(Collected data entries)
_ _ _ _
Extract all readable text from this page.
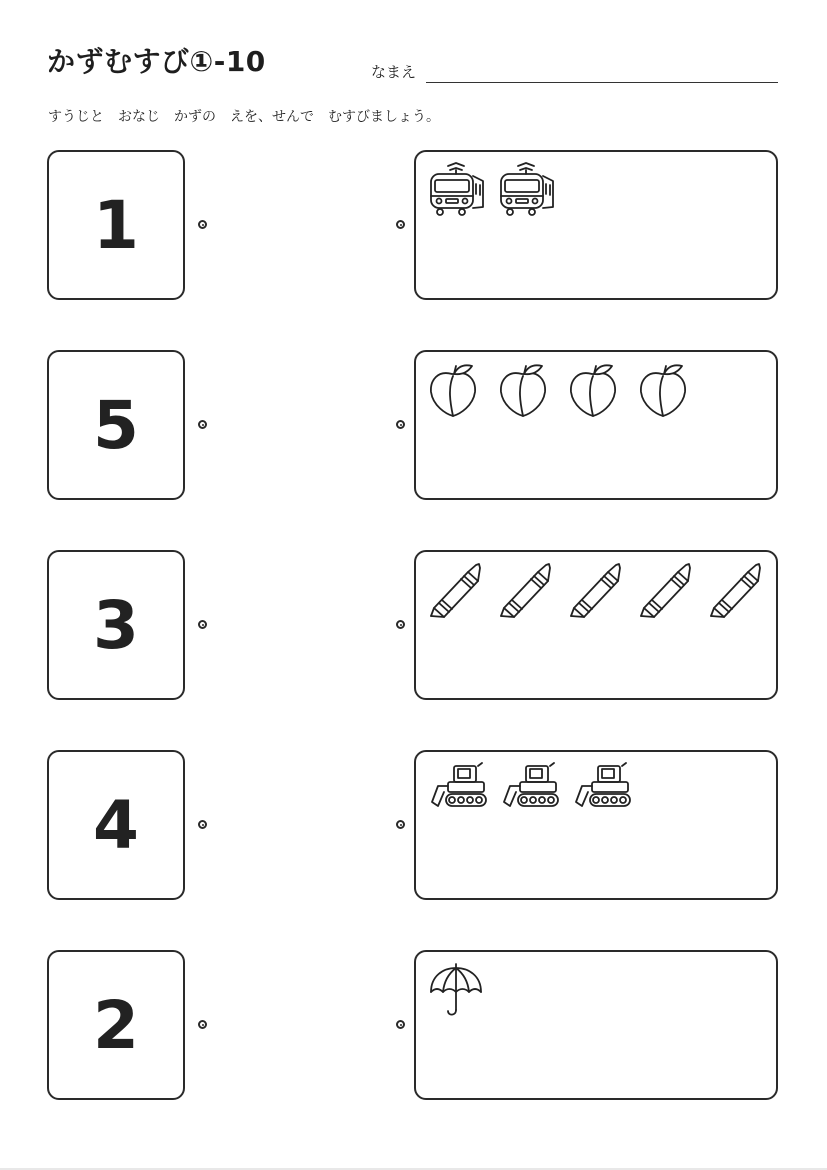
かずむすび①-10	なまえ
すうじと　おなじ　かずの　えを、せんで　むすびましょう。
1
5
3
4
2
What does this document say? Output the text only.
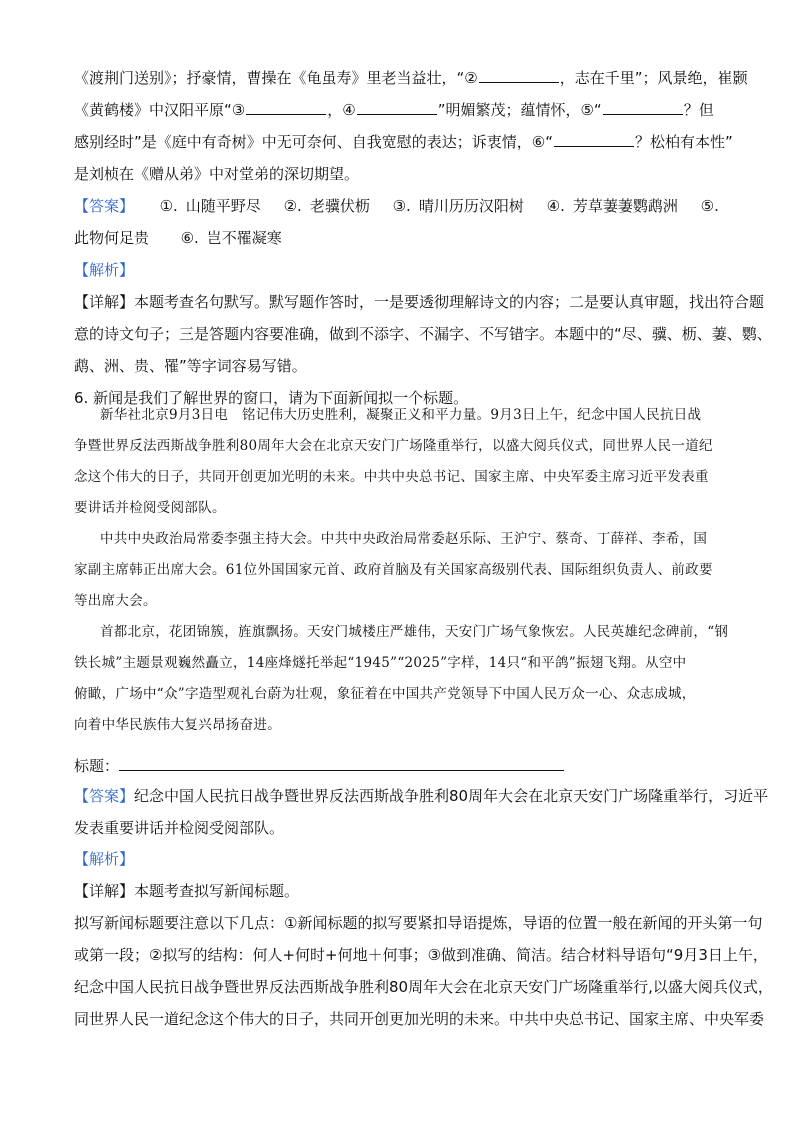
《渡荆门送别》；抒豪情，曹操在《龟虽寿》里老当益壮，“②	，志在千里”；风景绝，崔颢
《黄鹤楼》中汉阳平原“③	，④	”明媚繁茂；蕴情怀，⑤“	？但
感别经时”是《庭中有奇树》中无可奈何、自我宽慰的表达；诉衷情，⑥“	？松柏有本性”
是刘桢在《赠从弟》中对堂弟的深切期望。
【答案】 ①. 山随平野尽 ②. 老骥伏枥 ③. 晴川历历汉阳树 ④. 芳草萋萋鹦鹉洲 ⑤.
此物何足贵 ⑥. 岂不罹凝寒
【解析】
【详解】本题考查名句默写。默写题作答时，一是要透彻理解诗文的内容；二是要认真审题，找出符合题
意的诗文句子；三是答题内容要准确，做到不添字、不漏字、不写错字。本题中的“尽、骥、枥、萋、鹦、
鹉、洲、贵、罹”等字词容易写错。
6. 新闻是我们了解世界的窗口，请为下面新闻拟一个标题。
新华社北京9月3日电　铭记伟大历史胜利，凝聚正义和平力量。9月3日上午，纪念中国人民抗日战
争暨世界反法西斯战争胜利80周年大会在北京天安门广场隆重举行，以盛大阅兵仪式，同世界人民一道纪
念这个伟大的日子，共同开创更加光明的未来。中共中央总书记、国家主席、中央军委主席习近平发表重
要讲话并检阅受阅部队。
中共中央政治局常委李强主持大会。中共中央政治局常委赵乐际、王沪宁、蔡奇、丁薛祥、李希，国
家副主席韩正出席大会。61位外国国家元首、政府首脑及有关国家高级别代表、国际组织负责人、前政要
等出席大会。
首都北京，花团锦簇，旌旗飘扬。天安门城楼庄严雄伟，天安门广场气象恢宏。人民英雄纪念碑前，“钢
铁长城”主题景观巍然矗立，14座烽燧托举起“1945”“2025”字样，14只“和平鸽”振翅飞翔。从空中
俯瞰，广场中“众”字造型观礼台蔚为壮观，象征着在中国共产党领导下中国人民万众一心、众志成城，
向着中华民族伟大复兴昂扬奋进。
标题：
【答案】纪念中国人民抗日战争暨世界反法西斯战争胜利80周年大会在北京天安门广场隆重举行，习近平
发表重要讲话并检阅受阅部队。
【解析】
【详解】本题考查拟写新闻标题。
拟写新闻标题要注意以下几点：①新闻标题的拟写要紧扣导语提炼，导语的位置一般在新闻的开头第一句
或第一段；②拟写的结构：何人+何时+何地＋何事；③做到准确、简洁。结合材料导语句“9月3日上午，
纪念中国人民抗日战争暨世界反法西斯战争胜利80周年大会在北京天安门广场隆重举行,以盛大阅兵仪式，
同世界人民一道纪念这个伟大的日子，共同开创更加光明的未来。中共中央总书记、国家主席、中央军委
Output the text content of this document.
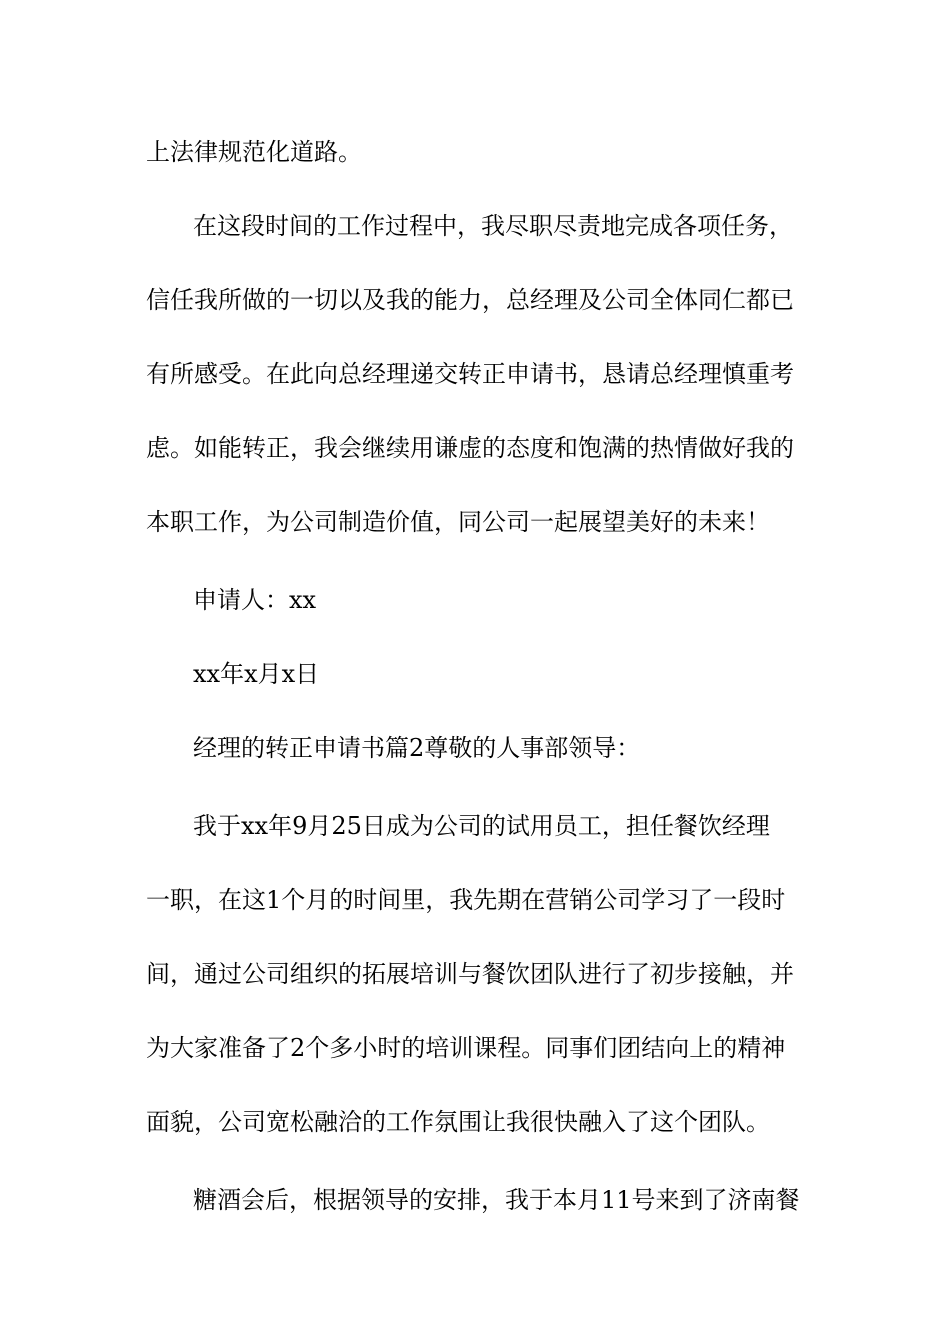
上法律规范化道路。
在这段时间的工作过程中，我尽职尽责地完成各项任务，
信任我所做的一切以及我的能力，总经理及公司全体同仁都已
有所感受。在此向总经理递交转正申请书，恳请总经理慎重考
虑。如能转正，我会继续用谦虚的态度和饱满的热情做好我的
本职工作，为公司制造价值，同公司一起展望美好的未来！
申请人：xx
xx年x月x日
经理的转正申请书篇2尊敬的人事部领导：
我于xx年9月25日成为公司的试用员工，担任餐饮经理
一职，在这1个月的时间里，我先期在营销公司学习了一段时
间，通过公司组织的拓展培训与餐饮团队进行了初步接触，并
为大家准备了2个多小时的培训课程。同事们团结向上的精神
面貌，公司宽松融洽的工作氛围让我很快融入了这个团队。
糖酒会后，根据领导的安排，我于本月11号来到了济南餐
_ _ _ _
What to do: Restate verbatim the lines running from the line with "Output the text content of this document." through the end of the material; both ends count, and images are omitted.

Full solution:
Output the text content of this document.
上法律规范化道路。
在这段时间的工作过程中，我尽职尽责地完成各项任务，
信任我所做的一切以及我的能力，总经理及公司全体同仁都已
有所感受。在此向总经理递交转正申请书，恳请总经理慎重考
虑。如能转正，我会继续用谦虚的态度和饱满的热情做好我的
本职工作，为公司制造价值，同公司一起展望美好的未来！
申请人：xx
xx年x月x日
经理的转正申请书篇2尊敬的人事部领导：
我于xx年9月25日成为公司的试用员工，担任餐饮经理
一职，在这1个月的时间里，我先期在营销公司学习了一段时
间，通过公司组织的拓展培训与餐饮团队进行了初步接触，并
为大家准备了2个多小时的培训课程。同事们团结向上的精神
面貌，公司宽松融洽的工作氛围让我很快融入了这个团队。
糖酒会后，根据领导的安排，我于本月11号来到了济南餐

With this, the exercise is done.